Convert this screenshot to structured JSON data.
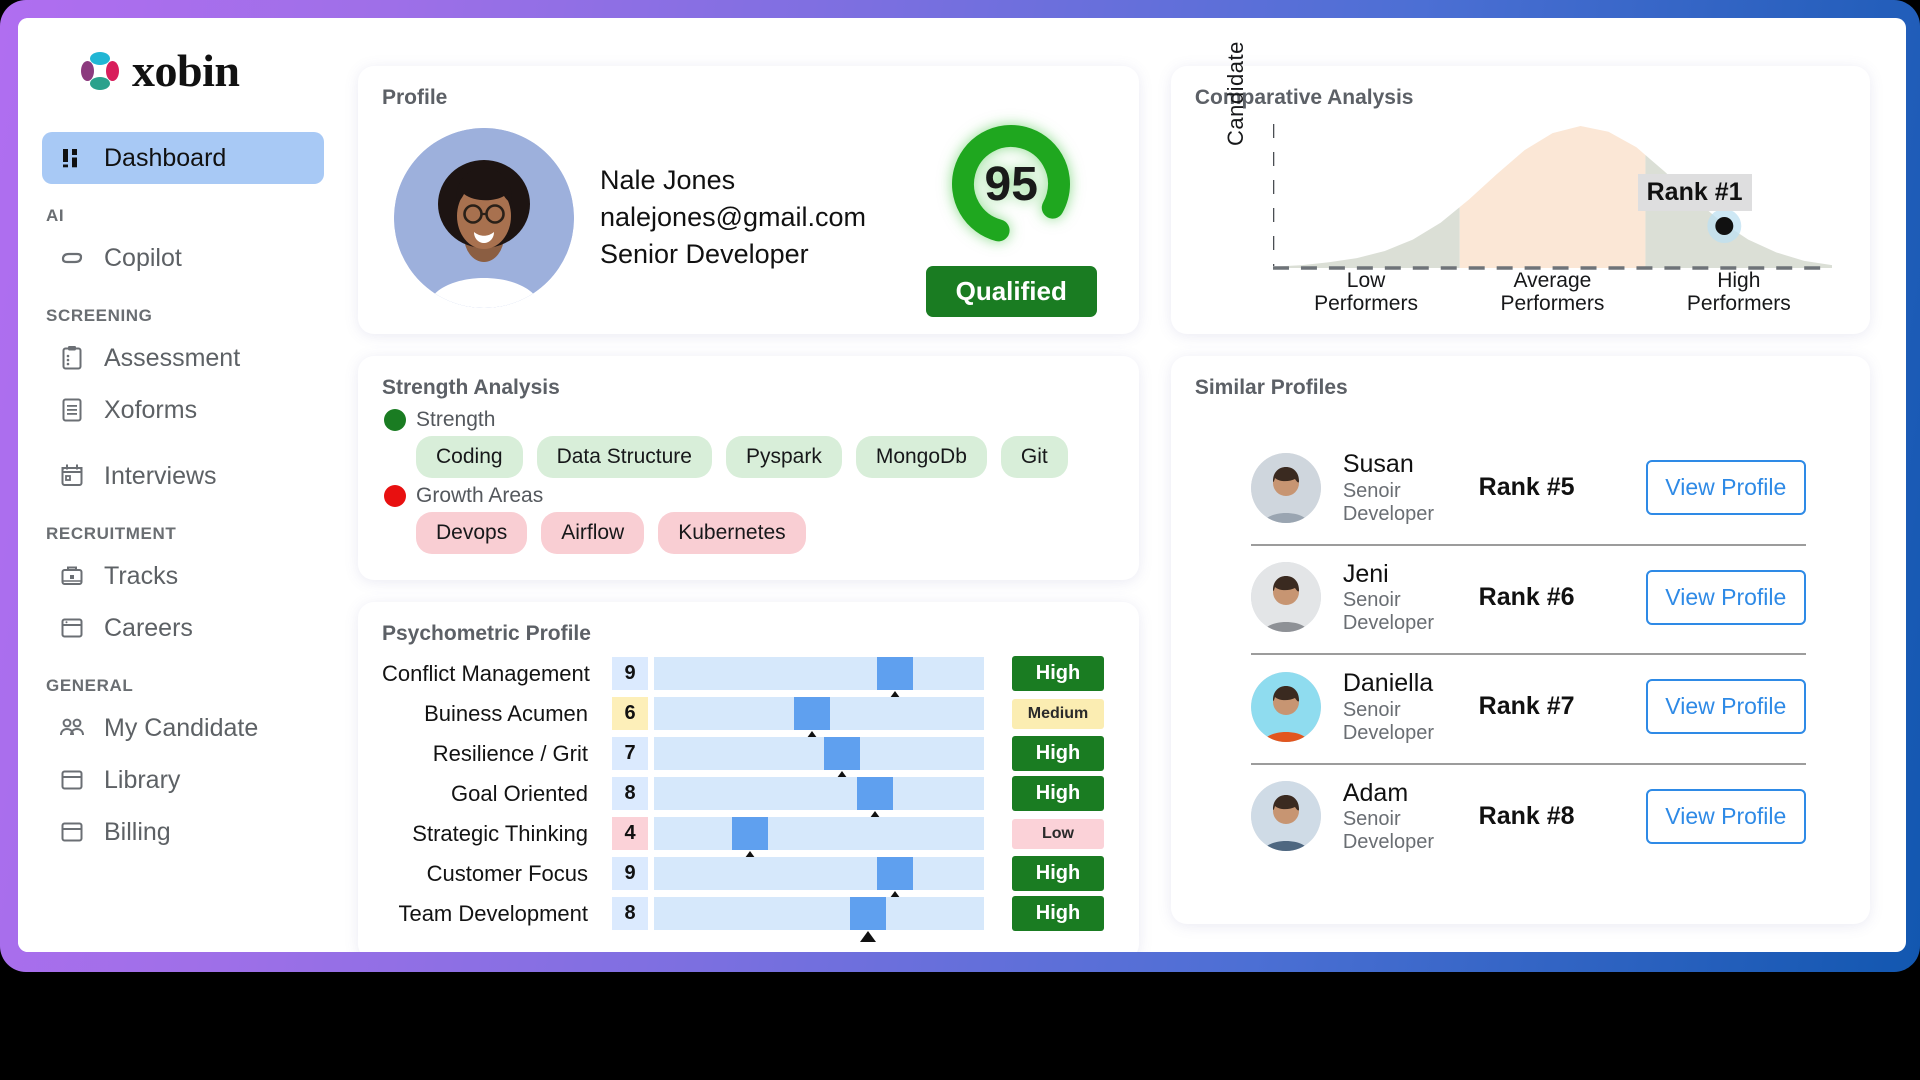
{
  "brand": {
    "name": "xobin"
  },
  "sidebar": {
    "items": [
      {
        "label": "Dashboard",
        "icon": "dashboard-icon",
        "active": true
      },
      {
        "section": "AI"
      },
      {
        "label": "Copilot",
        "icon": "copilot-icon",
        "active": false
      },
      {
        "section": "SCREENING"
      },
      {
        "label": "Assessment",
        "icon": "clipboard-icon",
        "active": false
      },
      {
        "label": "Xoforms",
        "icon": "document-icon",
        "active": false
      },
      {
        "label": "Interviews",
        "icon": "calendar-icon",
        "active": false
      },
      {
        "section": "RECRUITMENT"
      },
      {
        "label": "Tracks",
        "icon": "briefcase-icon",
        "active": false
      },
      {
        "label": "Careers",
        "icon": "window-icon",
        "active": false
      },
      {
        "section": "GENERAL"
      },
      {
        "label": "My Candidate",
        "icon": "people-icon",
        "active": false
      },
      {
        "label": "Library",
        "icon": "library-icon",
        "active": false
      },
      {
        "label": "Billing",
        "icon": "billing-icon",
        "active": false
      }
    ]
  },
  "profile": {
    "title": "Profile",
    "name": "Nale Jones",
    "email": "nalejones@gmail.com",
    "role": "Senior Developer",
    "score": "95",
    "score_percent": 79,
    "status_label": "Qualified",
    "status_color": "#1a7c22"
  },
  "strength": {
    "title": "Strength Analysis",
    "strength_label": "Strength",
    "strength_color": "#1a7c22",
    "strength_chips": [
      "Coding",
      "Data Structure",
      "Pyspark",
      "MongoDb",
      "Git"
    ],
    "growth_label": "Growth Areas",
    "growth_color": "#e81010",
    "growth_chips": [
      "Devops",
      "Airflow",
      "Kubernetes"
    ]
  },
  "psychometric": {
    "title": "Psychometric Profile",
    "rows": [
      {
        "trait": "Conflict Management",
        "score": "9",
        "level": "high",
        "tag": "High",
        "pos": 73
      },
      {
        "trait": "Buiness Acumen",
        "score": "6",
        "level": "medium",
        "tag": "Medium",
        "pos": 48
      },
      {
        "trait": "Resilience / Grit",
        "score": "7",
        "level": "high",
        "tag": "High",
        "pos": 57
      },
      {
        "trait": "Goal Oriented",
        "score": "8",
        "level": "high",
        "tag": "High",
        "pos": 67
      },
      {
        "trait": "Strategic Thinking",
        "score": "4",
        "level": "low",
        "tag": "Low",
        "pos": 29
      },
      {
        "trait": "Customer Focus",
        "score": "9",
        "level": "high",
        "tag": "High",
        "pos": 73
      },
      {
        "trait": "Team Development",
        "score": "8",
        "level": "high",
        "tag": "High",
        "pos": 65
      }
    ]
  },
  "comparative": {
    "title": "Comparative Analysis",
    "y_axis_label": "Candidate",
    "rank_label": "Rank #1",
    "categories": [
      "Low\nPerformers",
      "Average\nPerformers",
      "High\nPerformers"
    ],
    "cat_low_line1": "Low",
    "cat_low_line2": "Performers",
    "cat_avg_line1": "Average",
    "cat_avg_line2": "Performers",
    "cat_high_line1": "High",
    "cat_high_line2": "Performers"
  },
  "chart_data": {
    "type": "area",
    "title": "Comparative Analysis",
    "xlabel": "",
    "ylabel": "Candidate",
    "categories": [
      "Low Performers",
      "Average Performers",
      "High Performers"
    ],
    "distribution": "normal bell curve",
    "bands": [
      {
        "name": "Low Performers",
        "fill": "#dbdfd6",
        "x_range": [
          0,
          33
        ]
      },
      {
        "name": "Average Performers",
        "fill": "#fbe7d6",
        "x_range": [
          33,
          67
        ]
      },
      {
        "name": "High Performers",
        "fill": "#dbdfd6",
        "x_range": [
          67,
          100
        ]
      }
    ],
    "x": [
      0,
      5,
      10,
      15,
      20,
      25,
      30,
      35,
      40,
      45,
      50,
      55,
      60,
      65,
      70,
      75,
      80,
      85,
      90,
      95,
      100
    ],
    "y": [
      1,
      2,
      4,
      7,
      12,
      20,
      32,
      48,
      66,
      83,
      95,
      100,
      96,
      85,
      68,
      50,
      33,
      20,
      11,
      5,
      2
    ],
    "annotation": {
      "label": "Rank #1",
      "x": 82,
      "y": 26,
      "marker_color": "#111111"
    },
    "grid": false,
    "legend": "none"
  },
  "similar": {
    "title": "Similar Profiles",
    "button_label": "View Profile",
    "rows": [
      {
        "name": "Susan",
        "role": "Senoir Developer",
        "rank": "Rank #5",
        "av1": "#cfd6dd",
        "av2": "#9aa5b1"
      },
      {
        "name": "Jeni",
        "role": "Senoir Developer",
        "rank": "Rank #6",
        "av1": "#e3e5e7",
        "av2": "#8e9196"
      },
      {
        "name": "Daniella",
        "role": "Senoir Developer",
        "rank": "Rank #7",
        "av1": "#8fdcef",
        "av2": "#e2561f"
      },
      {
        "name": "Adam",
        "role": "Senoir Developer",
        "rank": "Rank #8",
        "av1": "#cfdbe6",
        "av2": "#4e6780"
      }
    ]
  }
}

> Aim of the exercise: Return the material word for word. Pictures are not part of the copy.

> Output below:
Convert this screenshot to structured JSON data.
{
  "brand": {
    "name": "xobin"
  },
  "sidebar": {
    "items": [
      {
        "label": "Dashboard",
        "icon": "dashboard-icon",
        "active": true
      },
      {
        "section": "AI"
      },
      {
        "label": "Copilot",
        "icon": "copilot-icon",
        "active": false
      },
      {
        "section": "SCREENING"
      },
      {
        "label": "Assessment",
        "icon": "clipboard-icon",
        "active": false
      },
      {
        "label": "Xoforms",
        "icon": "document-icon",
        "active": false
      },
      {
        "label": "Interviews",
        "icon": "calendar-icon",
        "active": false
      },
      {
        "section": "RECRUITMENT"
      },
      {
        "label": "Tracks",
        "icon": "briefcase-icon",
        "active": false
      },
      {
        "label": "Careers",
        "icon": "window-icon",
        "active": false
      },
      {
        "section": "GENERAL"
      },
      {
        "label": "My Candidate",
        "icon": "people-icon",
        "active": false
      },
      {
        "label": "Library",
        "icon": "library-icon",
        "active": false
      },
      {
        "label": "Billing",
        "icon": "billing-icon",
        "active": false
      }
    ]
  },
  "profile": {
    "title": "Profile",
    "name": "Nale Jones",
    "email": "nalejones@gmail.com",
    "role": "Senior Developer",
    "score": "95",
    "score_percent": 79,
    "status_label": "Qualified",
    "status_color": "#1a7c22"
  },
  "strength": {
    "title": "Strength Analysis",
    "strength_label": "Strength",
    "strength_color": "#1a7c22",
    "strength_chips": [
      "Coding",
      "Data Structure",
      "Pyspark",
      "MongoDb",
      "Git"
    ],
    "growth_label": "Growth Areas",
    "growth_color": "#e81010",
    "growth_chips": [
      "Devops",
      "Airflow",
      "Kubernetes"
    ]
  },
  "psychometric": {
    "title": "Psychometric Profile",
    "rows": [
      {
        "trait": "Conflict Management",
        "score": "9",
        "level": "high",
        "tag": "High",
        "pos": 73
      },
      {
        "trait": "Buiness Acumen",
        "score": "6",
        "level": "medium",
        "tag": "Medium",
        "pos": 48
      },
      {
        "trait": "Resilience / Grit",
        "score": "7",
        "level": "high",
        "tag": "High",
        "pos": 57
      },
      {
        "trait": "Goal Oriented",
        "score": "8",
        "level": "high",
        "tag": "High",
        "pos": 67
      },
      {
        "trait": "Strategic Thinking",
        "score": "4",
        "level": "low",
        "tag": "Low",
        "pos": 29
      },
      {
        "trait": "Customer Focus",
        "score": "9",
        "level": "high",
        "tag": "High",
        "pos": 73
      },
      {
        "trait": "Team Development",
        "score": "8",
        "level": "high",
        "tag": "High",
        "pos": 65
      }
    ]
  },
  "comparative": {
    "title": "Comparative Analysis",
    "y_axis_label": "Candidate",
    "rank_label": "Rank #1",
    "categories": [
      "Low\nPerformers",
      "Average\nPerformers",
      "High\nPerformers"
    ],
    "cat_low_line1": "Low",
    "cat_low_line2": "Performers",
    "cat_avg_line1": "Average",
    "cat_avg_line2": "Performers",
    "cat_high_line1": "High",
    "cat_high_line2": "Performers"
  },
  "chart_data": {
    "type": "area",
    "title": "Comparative Analysis",
    "xlabel": "",
    "ylabel": "Candidate",
    "categories": [
      "Low Performers",
      "Average Performers",
      "High Performers"
    ],
    "distribution": "normal bell curve",
    "bands": [
      {
        "name": "Low Performers",
        "fill": "#dbdfd6",
        "x_range": [
          0,
          33
        ]
      },
      {
        "name": "Average Performers",
        "fill": "#fbe7d6",
        "x_range": [
          33,
          67
        ]
      },
      {
        "name": "High Performers",
        "fill": "#dbdfd6",
        "x_range": [
          67,
          100
        ]
      }
    ],
    "x": [
      0,
      5,
      10,
      15,
      20,
      25,
      30,
      35,
      40,
      45,
      50,
      55,
      60,
      65,
      70,
      75,
      80,
      85,
      90,
      95,
      100
    ],
    "y": [
      1,
      2,
      4,
      7,
      12,
      20,
      32,
      48,
      66,
      83,
      95,
      100,
      96,
      85,
      68,
      50,
      33,
      20,
      11,
      5,
      2
    ],
    "annotation": {
      "label": "Rank #1",
      "x": 82,
      "y": 26,
      "marker_color": "#111111"
    },
    "grid": false,
    "legend": "none"
  },
  "similar": {
    "title": "Similar Profiles",
    "button_label": "View Profile",
    "rows": [
      {
        "name": "Susan",
        "role": "Senoir Developer",
        "rank": "Rank #5",
        "av1": "#cfd6dd",
        "av2": "#9aa5b1"
      },
      {
        "name": "Jeni",
        "role": "Senoir Developer",
        "rank": "Rank #6",
        "av1": "#e3e5e7",
        "av2": "#8e9196"
      },
      {
        "name": "Daniella",
        "role": "Senoir Developer",
        "rank": "Rank #7",
        "av1": "#8fdcef",
        "av2": "#e2561f"
      },
      {
        "name": "Adam",
        "role": "Senoir Developer",
        "rank": "Rank #8",
        "av1": "#cfdbe6",
        "av2": "#4e6780"
      }
    ]
  }
}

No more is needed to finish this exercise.